Work to be completed
Pick out each line of the records that includes the string "structure", and copy it.
++++++++++++++++++++
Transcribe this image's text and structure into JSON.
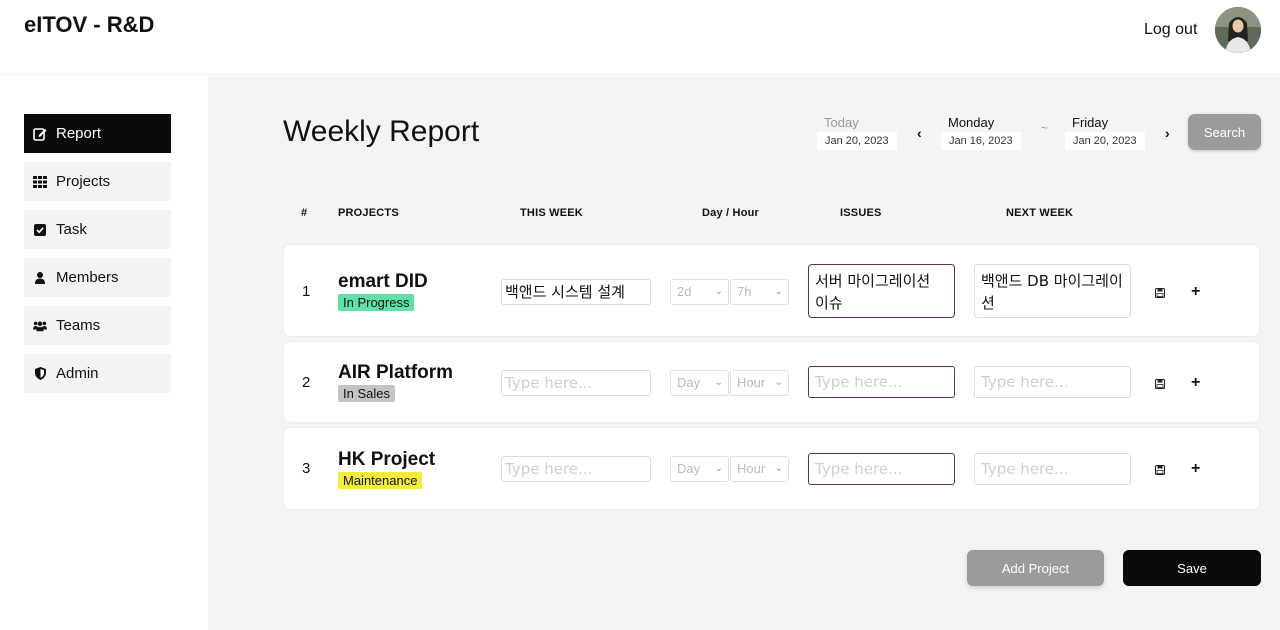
{
  "app": {
    "brand": "eITOV - R&D",
    "logout_label": "Log out"
  },
  "sidebar": {
    "items": [
      {
        "label": "Report",
        "icon": "edit-icon",
        "active": true
      },
      {
        "label": "Projects",
        "icon": "grid-icon"
      },
      {
        "label": "Task",
        "icon": "checkbox-icon"
      },
      {
        "label": "Members",
        "icon": "user-icon"
      },
      {
        "label": "Teams",
        "icon": "users-icon"
      },
      {
        "label": "Admin",
        "icon": "shield-icon"
      }
    ]
  },
  "header": {
    "title": "Weekly Report",
    "today_label": "Today",
    "today_date": "Jan 20, 2023",
    "start_label": "Monday",
    "start_date": "Jan 16, 2023",
    "separator": "~",
    "end_label": "Friday",
    "end_date": "Jan 20, 2023",
    "search_label": "Search"
  },
  "table": {
    "columns": [
      "#",
      "PROJECTS",
      "THIS WEEK",
      "Day / Hour",
      "ISSUES",
      "NEXT WEEK"
    ],
    "placeholder": "Type here...",
    "day_placeholder": "Day",
    "hour_placeholder": "Hour",
    "rows": [
      {
        "num": "1",
        "name": "emart DID",
        "status": "In Progress",
        "status_color": "#5fe0a6",
        "this_week": "백앤드 시스템 설계",
        "day": "2d",
        "hour": "7h",
        "issues": "서버 마이그레이션 이슈",
        "next_week": "백앤드 DB 마이그레이션"
      },
      {
        "num": "2",
        "name": "AIR Platform",
        "status": "In Sales",
        "status_color": "#c4c4c4",
        "this_week": "",
        "day": "",
        "hour": "",
        "issues": "",
        "next_week": ""
      },
      {
        "num": "3",
        "name": "HK Project",
        "status": "Maintenance",
        "status_color": "#f5ec3a",
        "this_week": "",
        "day": "",
        "hour": "",
        "issues": "",
        "next_week": ""
      }
    ]
  },
  "footer": {
    "add_label": "Add Project",
    "save_label": "Save"
  }
}
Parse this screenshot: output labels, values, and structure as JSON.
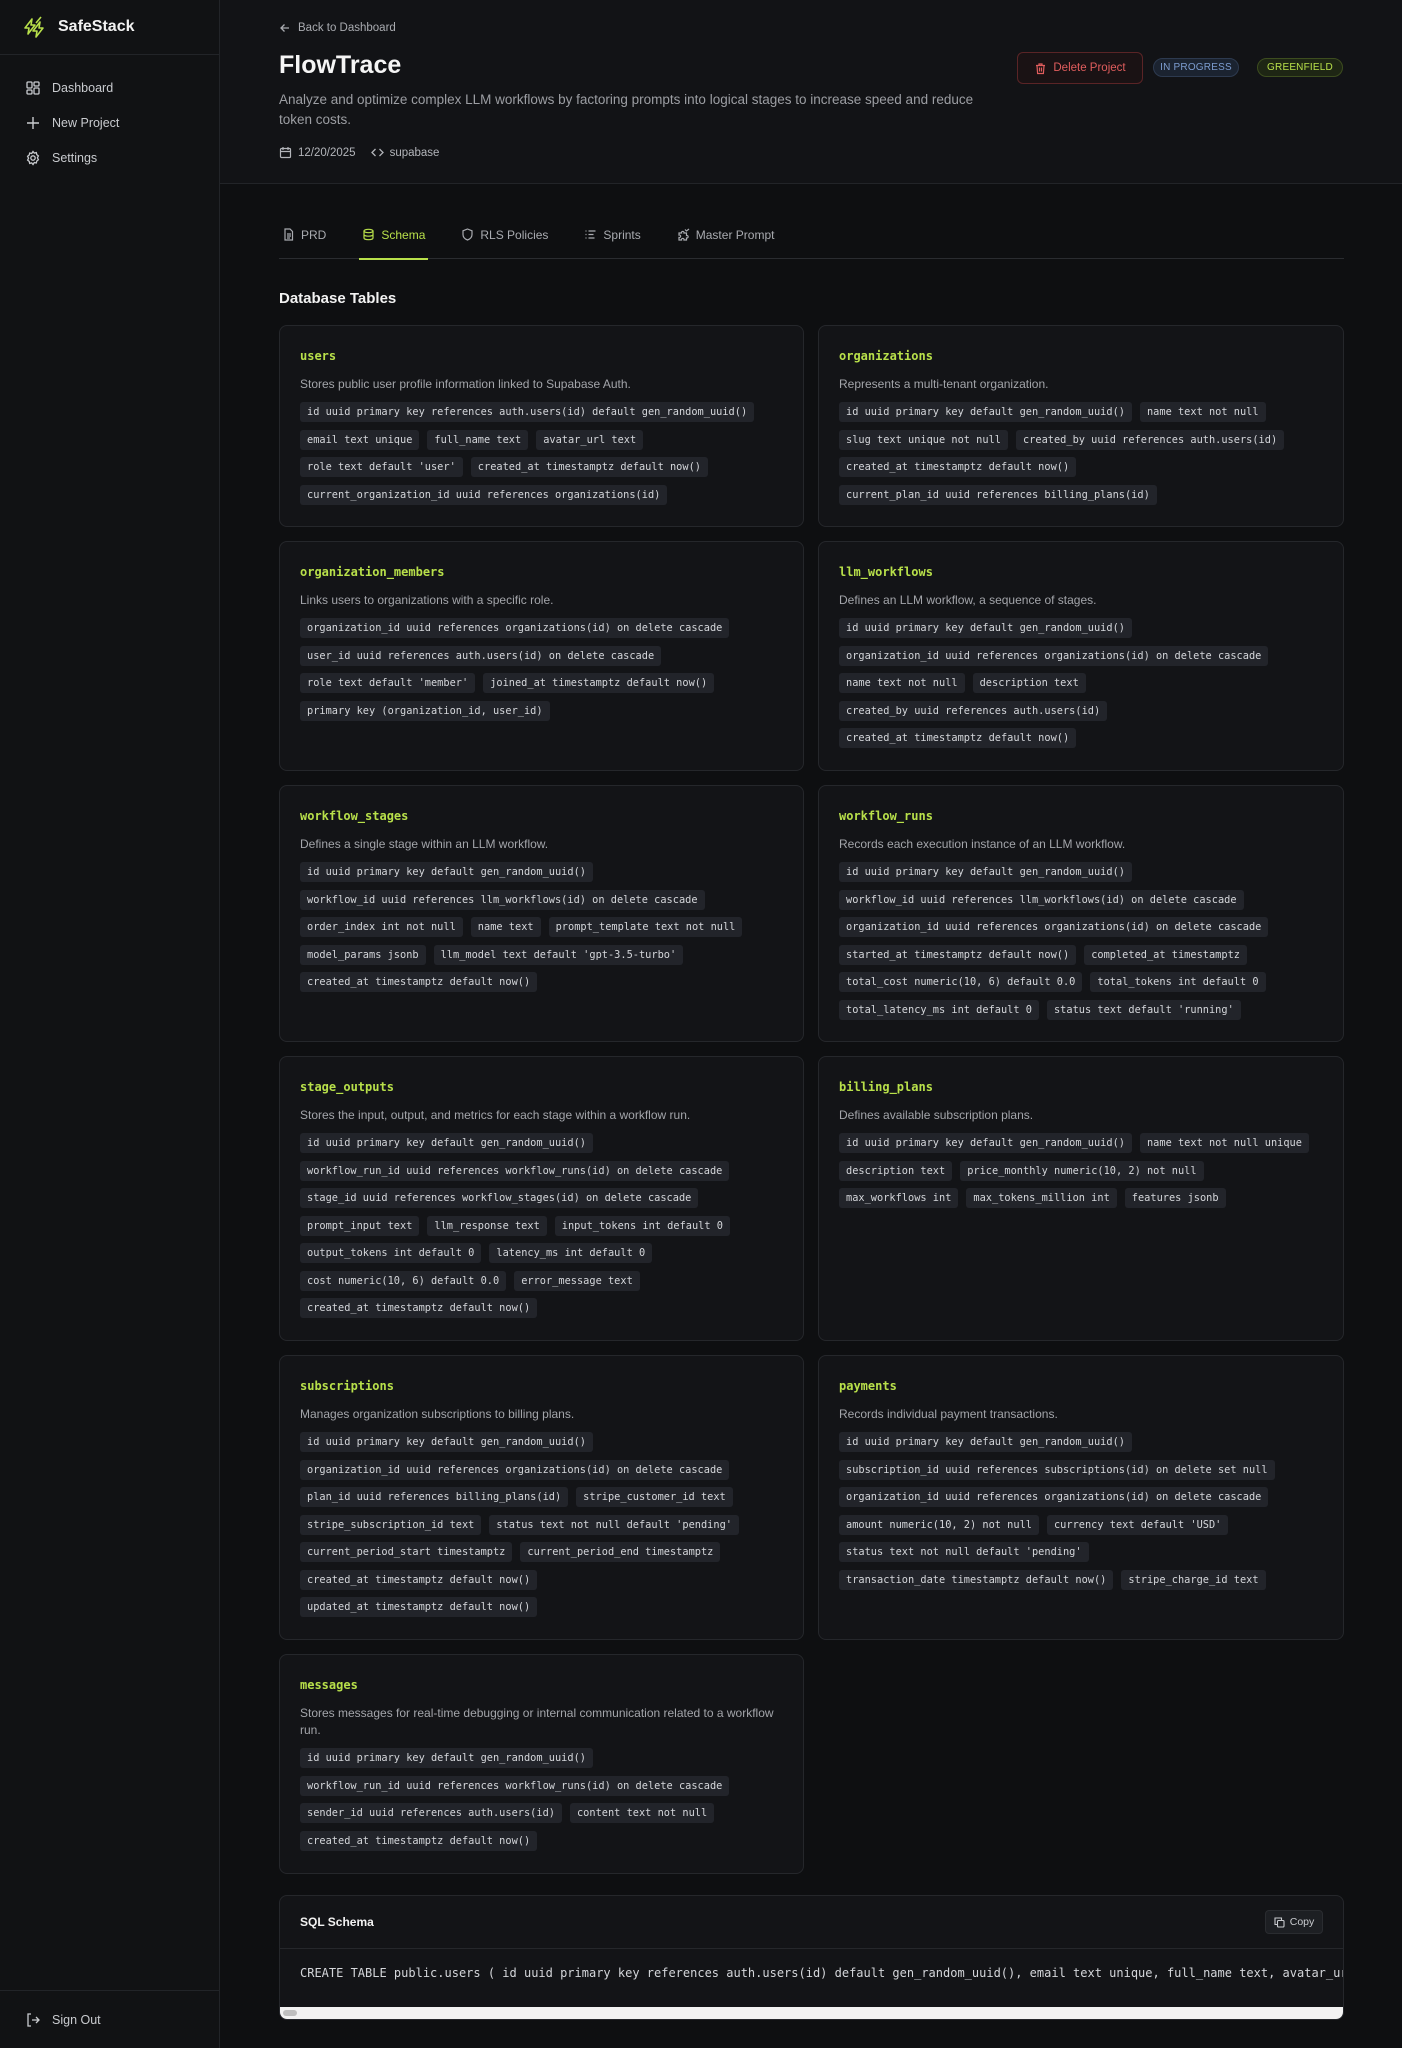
{
  "app": {
    "name": "SafeStack",
    "accent": "#b8e04a"
  },
  "sidebar": {
    "items": [
      {
        "label": "Dashboard",
        "icon": "dashboard-icon"
      },
      {
        "label": "New Project",
        "icon": "plus-icon"
      },
      {
        "label": "Settings",
        "icon": "gear-icon"
      }
    ],
    "signout": "Sign Out"
  },
  "header": {
    "back": "Back to Dashboard",
    "title": "FlowTrace",
    "description": "Analyze and optimize complex LLM workflows by factoring prompts into logical stages to increase speed and reduce token costs.",
    "date": "12/20/2025",
    "stack": "supabase",
    "delete_label": "Delete Project",
    "status_badge": "IN PROGRESS",
    "type_badge": "GREENFIELD"
  },
  "tabs": [
    {
      "label": "PRD",
      "icon": "document-icon"
    },
    {
      "label": "Schema",
      "icon": "database-icon",
      "active": true
    },
    {
      "label": "RLS Policies",
      "icon": "shield-icon"
    },
    {
      "label": "Sprints",
      "icon": "list-icon"
    },
    {
      "label": "Master Prompt",
      "icon": "puzzle-icon"
    }
  ],
  "section_title": "Database Tables",
  "tables": [
    {
      "name": "users",
      "description": "Stores public user profile information linked to Supabase Auth.",
      "columns": [
        "id uuid primary key references auth.users(id) default gen_random_uuid()",
        "email text unique",
        "full_name text",
        "avatar_url text",
        "role text default 'user'",
        "created_at timestamptz default now()",
        "current_organization_id uuid references organizations(id)"
      ]
    },
    {
      "name": "organizations",
      "description": "Represents a multi-tenant organization.",
      "columns": [
        "id uuid primary key default gen_random_uuid()",
        "name text not null",
        "slug text unique not null",
        "created_by uuid references auth.users(id)",
        "created_at timestamptz default now()",
        "current_plan_id uuid references billing_plans(id)"
      ]
    },
    {
      "name": "organization_members",
      "description": "Links users to organizations with a specific role.",
      "columns": [
        "organization_id uuid references organizations(id) on delete cascade",
        "user_id uuid references auth.users(id) on delete cascade",
        "role text default 'member'",
        "joined_at timestamptz default now()",
        "primary key (organization_id, user_id)"
      ]
    },
    {
      "name": "llm_workflows",
      "description": "Defines an LLM workflow, a sequence of stages.",
      "columns": [
        "id uuid primary key default gen_random_uuid()",
        "organization_id uuid references organizations(id) on delete cascade",
        "name text not null",
        "description text",
        "created_by uuid references auth.users(id)",
        "created_at timestamptz default now()"
      ]
    },
    {
      "name": "workflow_stages",
      "description": "Defines a single stage within an LLM workflow.",
      "columns": [
        "id uuid primary key default gen_random_uuid()",
        "workflow_id uuid references llm_workflows(id) on delete cascade",
        "order_index int not null",
        "name text",
        "prompt_template text not null",
        "model_params jsonb",
        "llm_model text default 'gpt-3.5-turbo'",
        "created_at timestamptz default now()"
      ]
    },
    {
      "name": "workflow_runs",
      "description": "Records each execution instance of an LLM workflow.",
      "columns": [
        "id uuid primary key default gen_random_uuid()",
        "workflow_id uuid references llm_workflows(id) on delete cascade",
        "organization_id uuid references organizations(id) on delete cascade",
        "started_at timestamptz default now()",
        "completed_at timestamptz",
        "total_cost numeric(10, 6) default 0.0",
        "total_tokens int default 0",
        "total_latency_ms int default 0",
        "status text default 'running'"
      ]
    },
    {
      "name": "stage_outputs",
      "description": "Stores the input, output, and metrics for each stage within a workflow run.",
      "columns": [
        "id uuid primary key default gen_random_uuid()",
        "workflow_run_id uuid references workflow_runs(id) on delete cascade",
        "stage_id uuid references workflow_stages(id) on delete cascade",
        "prompt_input text",
        "llm_response text",
        "input_tokens int default 0",
        "output_tokens int default 0",
        "latency_ms int default 0",
        "cost numeric(10, 6) default 0.0",
        "error_message text",
        "created_at timestamptz default now()"
      ]
    },
    {
      "name": "billing_plans",
      "description": "Defines available subscription plans.",
      "columns": [
        "id uuid primary key default gen_random_uuid()",
        "name text not null unique",
        "description text",
        "price_monthly numeric(10, 2) not null",
        "max_workflows int",
        "max_tokens_million int",
        "features jsonb"
      ]
    },
    {
      "name": "subscriptions",
      "description": "Manages organization subscriptions to billing plans.",
      "columns": [
        "id uuid primary key default gen_random_uuid()",
        "organization_id uuid references organizations(id) on delete cascade",
        "plan_id uuid references billing_plans(id)",
        "stripe_customer_id text",
        "stripe_subscription_id text",
        "status text not null default 'pending'",
        "current_period_start timestamptz",
        "current_period_end timestamptz",
        "created_at timestamptz default now()",
        "updated_at timestamptz default now()"
      ]
    },
    {
      "name": "payments",
      "description": "Records individual payment transactions.",
      "columns": [
        "id uuid primary key default gen_random_uuid()",
        "subscription_id uuid references subscriptions(id) on delete set null",
        "organization_id uuid references organizations(id) on delete cascade",
        "amount numeric(10, 2) not null",
        "currency text default 'USD'",
        "status text not null default 'pending'",
        "transaction_date timestamptz default now()",
        "stripe_charge_id text"
      ]
    },
    {
      "name": "messages",
      "description": "Stores messages for real-time debugging or internal communication related to a workflow run.",
      "columns": [
        "id uuid primary key default gen_random_uuid()",
        "workflow_run_id uuid references workflow_runs(id) on delete cascade",
        "sender_id uuid references auth.users(id)",
        "content text not null",
        "created_at timestamptz default now()"
      ]
    }
  ],
  "sql": {
    "title": "SQL Schema",
    "copy_label": "Copy",
    "code": "CREATE TABLE public.users ( id uuid primary key references auth.users(id) default gen_random_uuid(), email text unique, full_name text, avatar_url text,"
  }
}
++++++++++++++++++++
Answer below
Transcribe this image's text and structure into JSON.
Parse this screenshot: output labels, values, and structure as JSON.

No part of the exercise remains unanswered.